- _What to do_: From the entries below, copy every line holding the word "name".

## Begin

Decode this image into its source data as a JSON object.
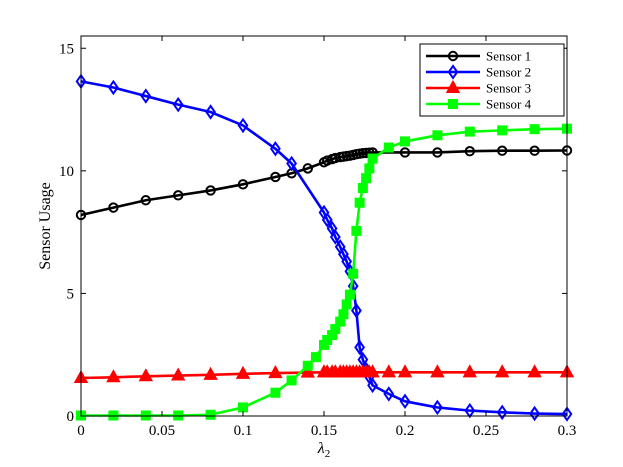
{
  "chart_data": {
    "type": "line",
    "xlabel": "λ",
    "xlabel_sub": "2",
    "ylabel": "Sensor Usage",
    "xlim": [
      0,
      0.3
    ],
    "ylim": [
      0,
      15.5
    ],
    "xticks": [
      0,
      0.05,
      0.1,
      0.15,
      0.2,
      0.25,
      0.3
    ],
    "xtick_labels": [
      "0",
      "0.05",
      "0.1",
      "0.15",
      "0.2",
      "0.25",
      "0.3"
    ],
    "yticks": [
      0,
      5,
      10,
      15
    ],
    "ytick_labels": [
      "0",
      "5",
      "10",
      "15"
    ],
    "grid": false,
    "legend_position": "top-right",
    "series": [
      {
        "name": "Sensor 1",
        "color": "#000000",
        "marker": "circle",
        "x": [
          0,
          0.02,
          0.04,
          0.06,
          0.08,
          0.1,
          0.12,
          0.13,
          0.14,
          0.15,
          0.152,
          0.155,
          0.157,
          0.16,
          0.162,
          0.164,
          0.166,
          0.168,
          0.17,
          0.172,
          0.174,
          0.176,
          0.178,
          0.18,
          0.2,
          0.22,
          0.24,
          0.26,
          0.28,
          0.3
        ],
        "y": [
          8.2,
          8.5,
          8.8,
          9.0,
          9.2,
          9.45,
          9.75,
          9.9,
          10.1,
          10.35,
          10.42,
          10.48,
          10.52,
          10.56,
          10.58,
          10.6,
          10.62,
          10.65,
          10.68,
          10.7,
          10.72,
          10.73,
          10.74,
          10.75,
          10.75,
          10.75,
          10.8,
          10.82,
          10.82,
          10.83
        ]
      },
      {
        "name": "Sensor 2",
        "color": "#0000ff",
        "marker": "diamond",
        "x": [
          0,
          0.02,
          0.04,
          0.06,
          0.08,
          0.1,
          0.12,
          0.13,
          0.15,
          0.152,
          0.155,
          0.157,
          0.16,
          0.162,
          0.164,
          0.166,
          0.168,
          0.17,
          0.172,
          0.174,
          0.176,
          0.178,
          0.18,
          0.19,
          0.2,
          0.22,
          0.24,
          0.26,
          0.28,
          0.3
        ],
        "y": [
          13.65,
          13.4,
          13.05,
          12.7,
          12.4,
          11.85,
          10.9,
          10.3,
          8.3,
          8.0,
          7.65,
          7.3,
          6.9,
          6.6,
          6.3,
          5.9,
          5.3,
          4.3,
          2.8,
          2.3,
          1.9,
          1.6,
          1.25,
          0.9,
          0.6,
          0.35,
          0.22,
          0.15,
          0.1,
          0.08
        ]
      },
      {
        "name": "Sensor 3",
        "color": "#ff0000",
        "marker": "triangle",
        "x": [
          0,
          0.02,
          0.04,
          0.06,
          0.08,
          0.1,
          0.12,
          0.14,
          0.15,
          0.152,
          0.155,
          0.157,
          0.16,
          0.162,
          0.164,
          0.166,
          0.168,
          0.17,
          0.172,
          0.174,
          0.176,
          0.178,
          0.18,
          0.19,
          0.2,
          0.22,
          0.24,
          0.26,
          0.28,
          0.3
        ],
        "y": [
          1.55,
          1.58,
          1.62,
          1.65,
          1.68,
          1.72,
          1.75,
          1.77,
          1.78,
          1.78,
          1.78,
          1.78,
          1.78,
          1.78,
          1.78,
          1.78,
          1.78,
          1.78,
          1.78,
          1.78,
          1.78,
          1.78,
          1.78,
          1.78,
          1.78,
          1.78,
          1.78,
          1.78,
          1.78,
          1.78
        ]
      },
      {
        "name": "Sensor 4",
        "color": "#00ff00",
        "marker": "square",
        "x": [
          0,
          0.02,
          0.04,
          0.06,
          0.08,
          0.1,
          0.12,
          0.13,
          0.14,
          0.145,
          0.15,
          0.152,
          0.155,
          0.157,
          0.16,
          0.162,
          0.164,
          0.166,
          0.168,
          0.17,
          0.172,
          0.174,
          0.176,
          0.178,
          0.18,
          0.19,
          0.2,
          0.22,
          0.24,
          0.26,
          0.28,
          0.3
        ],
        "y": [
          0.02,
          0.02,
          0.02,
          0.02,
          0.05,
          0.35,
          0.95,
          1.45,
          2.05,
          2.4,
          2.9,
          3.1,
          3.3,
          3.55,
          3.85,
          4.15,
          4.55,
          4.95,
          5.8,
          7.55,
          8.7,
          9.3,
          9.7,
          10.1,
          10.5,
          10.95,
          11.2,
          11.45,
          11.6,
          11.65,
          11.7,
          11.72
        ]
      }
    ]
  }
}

## End
## Begin

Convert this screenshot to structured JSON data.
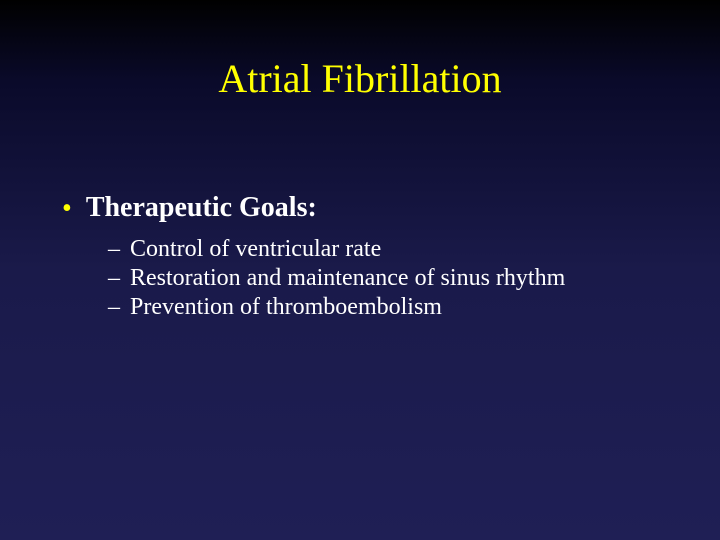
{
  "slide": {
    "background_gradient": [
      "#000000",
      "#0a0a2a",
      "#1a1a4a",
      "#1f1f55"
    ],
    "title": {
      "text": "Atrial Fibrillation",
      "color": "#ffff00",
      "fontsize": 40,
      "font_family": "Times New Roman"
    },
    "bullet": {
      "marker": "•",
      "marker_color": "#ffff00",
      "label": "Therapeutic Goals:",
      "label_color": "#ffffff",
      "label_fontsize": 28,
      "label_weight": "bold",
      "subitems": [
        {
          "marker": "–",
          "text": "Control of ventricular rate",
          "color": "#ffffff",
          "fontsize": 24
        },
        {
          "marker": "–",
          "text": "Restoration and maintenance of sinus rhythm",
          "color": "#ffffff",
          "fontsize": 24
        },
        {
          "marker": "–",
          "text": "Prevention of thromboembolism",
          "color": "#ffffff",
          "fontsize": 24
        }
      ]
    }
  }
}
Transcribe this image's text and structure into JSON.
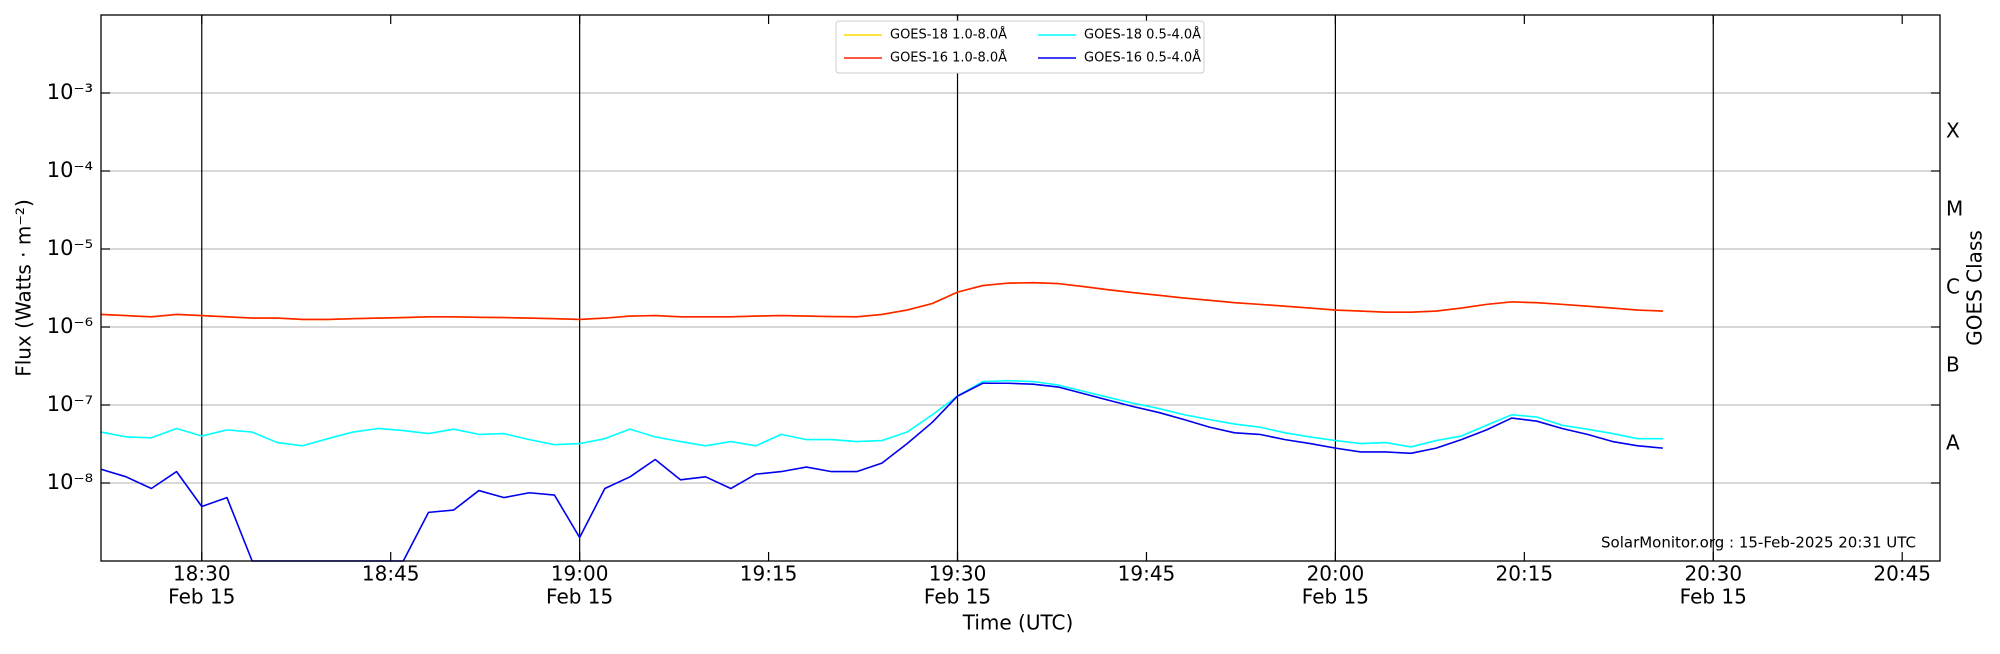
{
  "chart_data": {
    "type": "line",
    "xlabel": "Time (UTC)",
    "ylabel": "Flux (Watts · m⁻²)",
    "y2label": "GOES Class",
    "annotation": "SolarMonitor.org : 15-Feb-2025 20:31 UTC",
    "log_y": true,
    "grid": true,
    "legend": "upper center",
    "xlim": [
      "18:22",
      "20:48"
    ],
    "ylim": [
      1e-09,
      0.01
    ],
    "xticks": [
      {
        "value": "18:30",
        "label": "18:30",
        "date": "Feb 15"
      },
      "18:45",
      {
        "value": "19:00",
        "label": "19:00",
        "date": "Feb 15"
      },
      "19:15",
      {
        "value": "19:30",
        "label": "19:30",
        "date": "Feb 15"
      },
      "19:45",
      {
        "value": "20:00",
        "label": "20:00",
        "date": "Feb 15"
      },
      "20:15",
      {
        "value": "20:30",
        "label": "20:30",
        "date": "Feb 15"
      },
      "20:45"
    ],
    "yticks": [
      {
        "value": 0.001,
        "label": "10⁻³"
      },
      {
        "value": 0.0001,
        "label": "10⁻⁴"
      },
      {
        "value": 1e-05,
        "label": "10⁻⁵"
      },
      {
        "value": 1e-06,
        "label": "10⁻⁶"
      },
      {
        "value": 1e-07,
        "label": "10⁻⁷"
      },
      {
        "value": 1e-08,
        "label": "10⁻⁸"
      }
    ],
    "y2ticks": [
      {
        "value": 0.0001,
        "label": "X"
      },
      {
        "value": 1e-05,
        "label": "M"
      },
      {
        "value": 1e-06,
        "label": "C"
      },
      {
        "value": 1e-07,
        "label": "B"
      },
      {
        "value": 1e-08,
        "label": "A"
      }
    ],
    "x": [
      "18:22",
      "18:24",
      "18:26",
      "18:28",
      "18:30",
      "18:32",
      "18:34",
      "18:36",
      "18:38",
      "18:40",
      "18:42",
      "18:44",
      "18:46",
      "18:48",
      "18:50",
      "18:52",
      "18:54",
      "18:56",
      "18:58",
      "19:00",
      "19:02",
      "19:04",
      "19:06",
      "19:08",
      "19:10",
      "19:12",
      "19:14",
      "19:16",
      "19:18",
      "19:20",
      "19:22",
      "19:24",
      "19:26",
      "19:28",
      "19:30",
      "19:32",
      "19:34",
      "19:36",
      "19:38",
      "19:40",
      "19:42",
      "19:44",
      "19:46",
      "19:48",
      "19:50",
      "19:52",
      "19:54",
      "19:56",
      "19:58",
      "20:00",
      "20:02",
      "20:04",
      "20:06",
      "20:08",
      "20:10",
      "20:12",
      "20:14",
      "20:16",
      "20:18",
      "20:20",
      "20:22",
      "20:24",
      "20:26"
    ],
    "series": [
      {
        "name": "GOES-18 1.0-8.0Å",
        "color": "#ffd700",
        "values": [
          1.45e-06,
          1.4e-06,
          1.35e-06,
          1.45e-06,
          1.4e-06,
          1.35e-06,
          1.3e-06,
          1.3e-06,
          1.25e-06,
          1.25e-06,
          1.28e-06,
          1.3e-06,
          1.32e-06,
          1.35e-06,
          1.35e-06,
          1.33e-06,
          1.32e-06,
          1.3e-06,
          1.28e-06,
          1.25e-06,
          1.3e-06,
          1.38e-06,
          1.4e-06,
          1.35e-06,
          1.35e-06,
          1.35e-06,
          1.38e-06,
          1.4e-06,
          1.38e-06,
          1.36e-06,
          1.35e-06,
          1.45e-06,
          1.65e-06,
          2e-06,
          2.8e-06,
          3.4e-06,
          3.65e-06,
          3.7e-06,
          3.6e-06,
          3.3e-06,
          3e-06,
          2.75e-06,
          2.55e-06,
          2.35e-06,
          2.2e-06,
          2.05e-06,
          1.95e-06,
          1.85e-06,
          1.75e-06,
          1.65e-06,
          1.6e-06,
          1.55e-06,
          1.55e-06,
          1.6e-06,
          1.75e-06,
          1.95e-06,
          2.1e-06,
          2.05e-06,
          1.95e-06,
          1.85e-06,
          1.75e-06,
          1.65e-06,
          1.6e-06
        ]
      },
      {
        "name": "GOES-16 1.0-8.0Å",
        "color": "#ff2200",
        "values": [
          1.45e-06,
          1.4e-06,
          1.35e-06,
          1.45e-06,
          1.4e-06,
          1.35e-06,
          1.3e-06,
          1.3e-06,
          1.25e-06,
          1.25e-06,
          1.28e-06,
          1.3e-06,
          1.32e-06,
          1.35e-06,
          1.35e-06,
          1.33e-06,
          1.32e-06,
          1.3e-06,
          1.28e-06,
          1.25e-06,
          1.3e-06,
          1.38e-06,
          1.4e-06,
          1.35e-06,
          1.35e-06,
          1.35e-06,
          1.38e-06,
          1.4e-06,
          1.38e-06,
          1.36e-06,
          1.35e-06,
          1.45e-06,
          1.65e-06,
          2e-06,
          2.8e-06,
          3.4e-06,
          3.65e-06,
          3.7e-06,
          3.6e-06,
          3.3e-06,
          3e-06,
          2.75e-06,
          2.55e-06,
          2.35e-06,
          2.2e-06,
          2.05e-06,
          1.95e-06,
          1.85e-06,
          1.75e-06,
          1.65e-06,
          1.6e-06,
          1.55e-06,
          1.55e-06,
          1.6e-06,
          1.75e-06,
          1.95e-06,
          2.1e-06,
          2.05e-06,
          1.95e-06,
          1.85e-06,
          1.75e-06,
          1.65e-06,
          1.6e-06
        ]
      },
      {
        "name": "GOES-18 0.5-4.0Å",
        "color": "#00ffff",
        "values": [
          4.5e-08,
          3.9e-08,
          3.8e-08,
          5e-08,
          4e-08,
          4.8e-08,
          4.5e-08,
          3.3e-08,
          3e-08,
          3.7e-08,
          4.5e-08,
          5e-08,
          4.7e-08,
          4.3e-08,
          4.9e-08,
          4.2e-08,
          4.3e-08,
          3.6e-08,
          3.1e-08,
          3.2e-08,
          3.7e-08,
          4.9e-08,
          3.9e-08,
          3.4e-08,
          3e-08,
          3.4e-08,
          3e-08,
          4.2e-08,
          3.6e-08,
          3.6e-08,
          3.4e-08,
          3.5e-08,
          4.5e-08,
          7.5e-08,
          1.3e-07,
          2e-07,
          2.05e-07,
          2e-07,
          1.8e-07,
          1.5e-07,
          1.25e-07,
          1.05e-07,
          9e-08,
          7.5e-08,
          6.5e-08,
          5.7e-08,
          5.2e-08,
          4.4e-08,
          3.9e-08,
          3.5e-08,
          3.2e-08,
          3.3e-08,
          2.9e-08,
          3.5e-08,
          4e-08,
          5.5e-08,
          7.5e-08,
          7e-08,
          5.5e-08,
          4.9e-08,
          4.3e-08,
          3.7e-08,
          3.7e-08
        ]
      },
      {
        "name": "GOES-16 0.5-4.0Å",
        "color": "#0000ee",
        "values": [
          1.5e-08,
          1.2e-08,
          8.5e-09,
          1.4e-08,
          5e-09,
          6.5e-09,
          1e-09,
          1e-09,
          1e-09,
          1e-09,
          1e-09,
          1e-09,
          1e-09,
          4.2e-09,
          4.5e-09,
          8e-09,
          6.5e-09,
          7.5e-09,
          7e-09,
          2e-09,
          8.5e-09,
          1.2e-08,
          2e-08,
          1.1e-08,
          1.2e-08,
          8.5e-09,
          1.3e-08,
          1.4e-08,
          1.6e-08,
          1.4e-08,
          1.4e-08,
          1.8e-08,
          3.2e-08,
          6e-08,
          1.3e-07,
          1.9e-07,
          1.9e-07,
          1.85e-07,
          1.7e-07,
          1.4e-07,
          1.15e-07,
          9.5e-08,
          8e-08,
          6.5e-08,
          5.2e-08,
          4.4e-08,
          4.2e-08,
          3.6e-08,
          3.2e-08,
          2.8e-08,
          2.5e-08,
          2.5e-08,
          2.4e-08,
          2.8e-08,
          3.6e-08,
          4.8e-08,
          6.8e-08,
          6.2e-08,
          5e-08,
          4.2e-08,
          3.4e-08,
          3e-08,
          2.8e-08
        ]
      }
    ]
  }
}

## End

- _Complete output_:
        "name": "Sensor 1",
        "name": "Sensor 2",
        "name": "Sensor 3",
        "name": "Sensor 4",
        "name": "GOES-18 1.0-8.0Å",
        "name": "GOES-16 1.0-8.0Å",
        "name": "GOES-18 0.5-4.0Å",
        "name": "GOES-16 0.5-4.0Å",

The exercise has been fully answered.